— Start Records to process —
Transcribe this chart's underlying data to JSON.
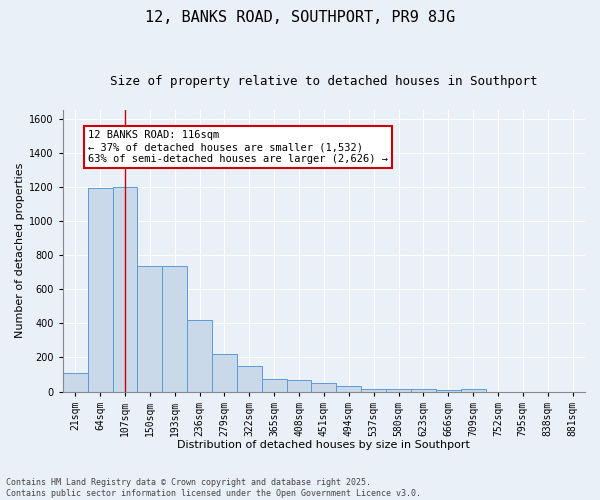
{
  "title": "12, BANKS ROAD, SOUTHPORT, PR9 8JG",
  "subtitle": "Size of property relative to detached houses in Southport",
  "xlabel": "Distribution of detached houses by size in Southport",
  "ylabel": "Number of detached properties",
  "categories": [
    "21sqm",
    "64sqm",
    "107sqm",
    "150sqm",
    "193sqm",
    "236sqm",
    "279sqm",
    "322sqm",
    "365sqm",
    "408sqm",
    "451sqm",
    "494sqm",
    "537sqm",
    "580sqm",
    "623sqm",
    "666sqm",
    "709sqm",
    "752sqm",
    "795sqm",
    "838sqm",
    "881sqm"
  ],
  "values": [
    110,
    1190,
    1200,
    735,
    735,
    420,
    222,
    148,
    75,
    70,
    50,
    30,
    17,
    13,
    13,
    12,
    13,
    0,
    0,
    0,
    0
  ],
  "bar_color": "#c9d9ea",
  "bar_edge_color": "#5b9bd5",
  "background_color": "#eaf0f8",
  "grid_color": "#ffffff",
  "vline_x_index": 2,
  "vline_color": "#cc0000",
  "annotation_text": "12 BANKS ROAD: 116sqm\n← 37% of detached houses are smaller (1,532)\n63% of semi-detached houses are larger (2,626) →",
  "annotation_box_color": "#ffffff",
  "annotation_box_edge": "#cc0000",
  "ylim": [
    0,
    1650
  ],
  "yticks": [
    0,
    200,
    400,
    600,
    800,
    1000,
    1200,
    1400,
    1600
  ],
  "footer": "Contains HM Land Registry data © Crown copyright and database right 2025.\nContains public sector information licensed under the Open Government Licence v3.0.",
  "title_fontsize": 11,
  "subtitle_fontsize": 9,
  "axis_label_fontsize": 8,
  "tick_fontsize": 7,
  "annotation_fontsize": 7.5,
  "footer_fontsize": 6
}
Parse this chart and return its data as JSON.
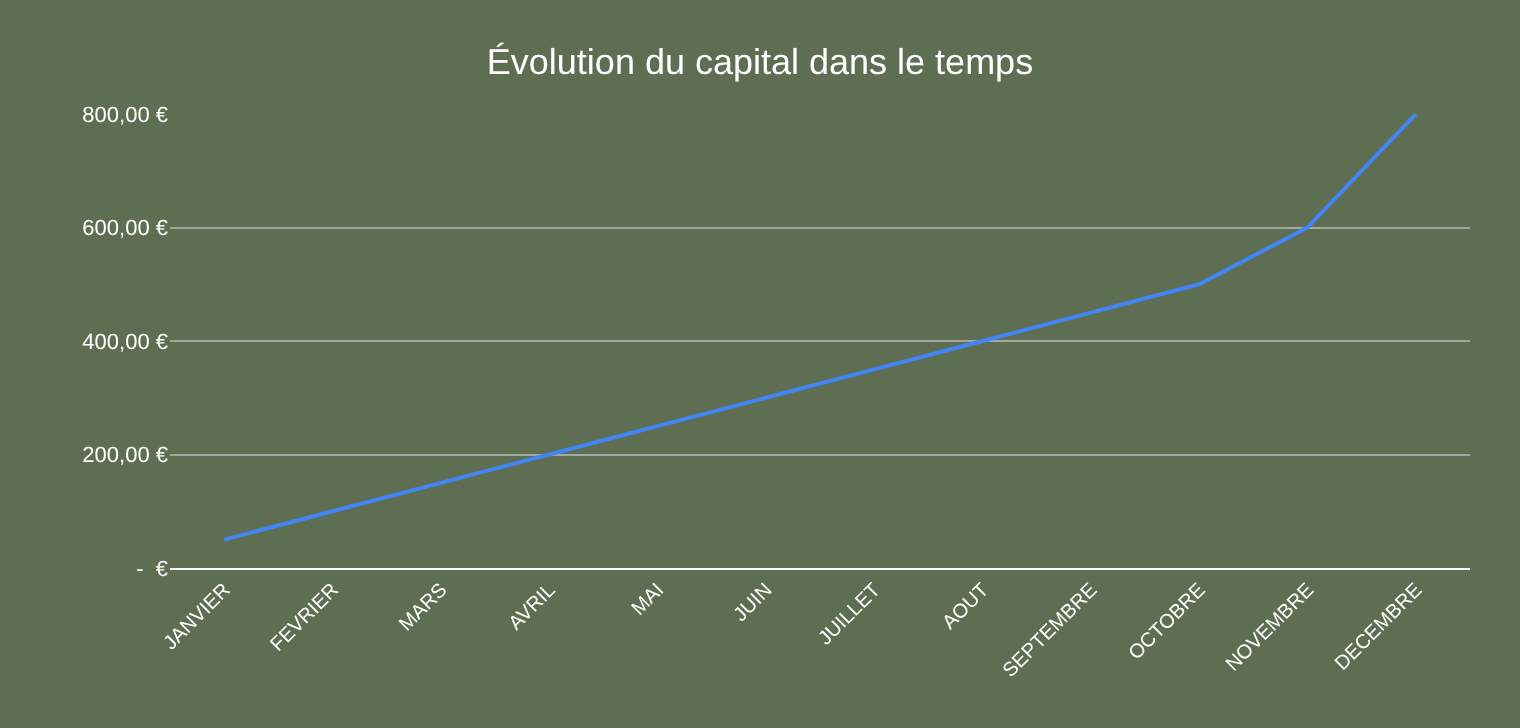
{
  "chart_data": {
    "type": "line",
    "title": "Évolution du capital dans le temps",
    "categories": [
      "JANVIER",
      "FEVRIER",
      "MARS",
      "AVRIL",
      "MAI",
      "JUIN",
      "JUILLET",
      "AOUT",
      "SEPTEMBRE",
      "OCTOBRE",
      "NOVEMBRE",
      "DECEMBRE"
    ],
    "series": [
      {
        "color": "#4285f4",
        "values": [
          50,
          100,
          150,
          200,
          250,
          300,
          350,
          400,
          450,
          500,
          600,
          800
        ]
      }
    ],
    "ylim": [
      0,
      800
    ],
    "yticks": [
      {
        "value": 0,
        "label": "-  €"
      },
      {
        "value": 200,
        "label": "200,00 €"
      },
      {
        "value": 400,
        "label": "400,00 €"
      },
      {
        "value": 600,
        "label": "600,00 €"
      },
      {
        "value": 800,
        "label": "800,00 €"
      }
    ],
    "grid": "y",
    "legend": false,
    "marker": "none",
    "line_style": "solid"
  }
}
— End Records to process —
**Brief**
Leave out the pictures and transcribe everything else exactly.

**Task answer**
Transcribe this chart's underlying data to JSON.
{
  "title": "12, BANKS ROAD, SOUTHPORT, PR9 8JG",
  "subtitle": "Size of property relative to detached houses in Southport",
  "xlabel": "Distribution of detached houses by size in Southport",
  "ylabel": "Number of detached properties",
  "categories": [
    "21sqm",
    "64sqm",
    "107sqm",
    "150sqm",
    "193sqm",
    "236sqm",
    "279sqm",
    "322sqm",
    "365sqm",
    "408sqm",
    "451sqm",
    "494sqm",
    "537sqm",
    "580sqm",
    "623sqm",
    "666sqm",
    "709sqm",
    "752sqm",
    "795sqm",
    "838sqm",
    "881sqm"
  ],
  "values": [
    110,
    1190,
    1200,
    735,
    735,
    420,
    222,
    148,
    75,
    70,
    50,
    30,
    17,
    13,
    13,
    12,
    13,
    0,
    0,
    0,
    0
  ],
  "bar_color": "#c9d9ea",
  "bar_edge_color": "#5b9bd5",
  "background_color": "#eaf0f8",
  "grid_color": "#ffffff",
  "vline_x_index": 2,
  "vline_color": "#cc0000",
  "annotation_text": "12 BANKS ROAD: 116sqm\n← 37% of detached houses are smaller (1,532)\n63% of semi-detached houses are larger (2,626) →",
  "annotation_box_color": "#ffffff",
  "annotation_box_edge": "#cc0000",
  "ylim": [
    0,
    1650
  ],
  "yticks": [
    0,
    200,
    400,
    600,
    800,
    1000,
    1200,
    1400,
    1600
  ],
  "footer": "Contains HM Land Registry data © Crown copyright and database right 2025.\nContains public sector information licensed under the Open Government Licence v3.0.",
  "title_fontsize": 11,
  "subtitle_fontsize": 9,
  "axis_label_fontsize": 8,
  "tick_fontsize": 7,
  "annotation_fontsize": 7.5,
  "footer_fontsize": 6
}
Parse this chart and return its data as JSON.
{
  "chart_data": {
    "type": "line",
    "title": "Évolution du capital dans le temps",
    "categories": [
      "JANVIER",
      "FEVRIER",
      "MARS",
      "AVRIL",
      "MAI",
      "JUIN",
      "JUILLET",
      "AOUT",
      "SEPTEMBRE",
      "OCTOBRE",
      "NOVEMBRE",
      "DECEMBRE"
    ],
    "series": [
      {
        "color": "#4285f4",
        "values": [
          50,
          100,
          150,
          200,
          250,
          300,
          350,
          400,
          450,
          500,
          600,
          800
        ]
      }
    ],
    "ylim": [
      0,
      800
    ],
    "yticks": [
      {
        "value": 0,
        "label": "-  €"
      },
      {
        "value": 200,
        "label": "200,00 €"
      },
      {
        "value": 400,
        "label": "400,00 €"
      },
      {
        "value": 600,
        "label": "600,00 €"
      },
      {
        "value": 800,
        "label": "800,00 €"
      }
    ],
    "grid": "y",
    "legend": false,
    "marker": "none",
    "line_style": "solid"
  }
}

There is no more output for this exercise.